--- start of Data lines ---
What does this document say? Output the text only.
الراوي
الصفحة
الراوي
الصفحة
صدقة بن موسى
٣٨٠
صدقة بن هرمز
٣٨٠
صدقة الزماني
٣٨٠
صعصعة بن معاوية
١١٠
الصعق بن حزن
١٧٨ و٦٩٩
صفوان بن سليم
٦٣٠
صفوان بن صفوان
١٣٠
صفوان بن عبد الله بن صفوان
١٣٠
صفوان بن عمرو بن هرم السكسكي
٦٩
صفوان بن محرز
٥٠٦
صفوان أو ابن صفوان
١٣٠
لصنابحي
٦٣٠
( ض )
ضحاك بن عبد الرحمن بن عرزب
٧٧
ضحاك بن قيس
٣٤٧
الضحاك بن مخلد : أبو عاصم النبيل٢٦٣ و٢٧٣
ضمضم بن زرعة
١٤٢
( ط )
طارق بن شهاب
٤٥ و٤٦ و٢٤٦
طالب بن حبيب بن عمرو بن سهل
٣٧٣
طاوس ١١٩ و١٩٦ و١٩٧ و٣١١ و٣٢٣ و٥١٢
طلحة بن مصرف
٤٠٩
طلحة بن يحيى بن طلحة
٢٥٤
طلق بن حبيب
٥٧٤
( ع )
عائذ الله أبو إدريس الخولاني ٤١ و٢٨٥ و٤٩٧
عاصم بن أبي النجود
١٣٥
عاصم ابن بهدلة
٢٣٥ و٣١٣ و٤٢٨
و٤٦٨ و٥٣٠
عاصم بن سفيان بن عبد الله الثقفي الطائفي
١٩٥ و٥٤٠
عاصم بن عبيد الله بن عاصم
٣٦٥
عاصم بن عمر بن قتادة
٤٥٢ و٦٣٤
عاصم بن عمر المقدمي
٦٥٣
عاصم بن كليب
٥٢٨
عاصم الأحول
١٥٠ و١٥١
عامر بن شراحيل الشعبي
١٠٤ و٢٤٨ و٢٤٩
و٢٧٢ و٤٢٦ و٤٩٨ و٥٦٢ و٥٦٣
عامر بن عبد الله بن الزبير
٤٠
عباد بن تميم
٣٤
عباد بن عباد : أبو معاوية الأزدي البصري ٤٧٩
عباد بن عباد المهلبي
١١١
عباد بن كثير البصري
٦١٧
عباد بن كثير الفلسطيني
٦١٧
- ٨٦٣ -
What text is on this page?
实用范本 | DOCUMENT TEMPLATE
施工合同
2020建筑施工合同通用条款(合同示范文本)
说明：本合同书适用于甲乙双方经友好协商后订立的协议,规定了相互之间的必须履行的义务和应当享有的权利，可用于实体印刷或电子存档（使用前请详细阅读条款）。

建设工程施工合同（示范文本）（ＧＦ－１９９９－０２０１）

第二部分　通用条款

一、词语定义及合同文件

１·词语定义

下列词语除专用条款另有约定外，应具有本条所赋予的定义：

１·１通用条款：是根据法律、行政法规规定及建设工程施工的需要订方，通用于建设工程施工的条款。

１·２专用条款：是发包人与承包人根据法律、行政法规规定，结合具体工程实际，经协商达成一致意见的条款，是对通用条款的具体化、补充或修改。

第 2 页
--- end of Data lines ---
**Exercise objective**
Starting with the line that contains "What text is on this page?", output every line through the end of the listing above, unchanged.

**Completed exercise**
What text is on this page?
实用范本 | DOCUMENT TEMPLATE
施工合同
2020建筑施工合同通用条款(合同示范文本)
说明：本合同书适用于甲乙双方经友好协商后订立的协议,规定了相互之间的必须履行的义务和应当享有的权利，可用于实体印刷或电子存档（使用前请详细阅读条款）。

建设工程施工合同（示范文本）（ＧＦ－１９９９－０２０１）

第二部分　通用条款

一、词语定义及合同文件

１·词语定义

下列词语除专用条款另有约定外，应具有本条所赋予的定义：

１·１通用条款：是根据法律、行政法规规定及建设工程施工的需要订方，通用于建设工程施工的条款。

１·２专用条款：是发包人与承包人根据法律、行政法规规定，结合具体工程实际，经协商达成一致意见的条款，是对通用条款的具体化、补充或修改。

第 2 页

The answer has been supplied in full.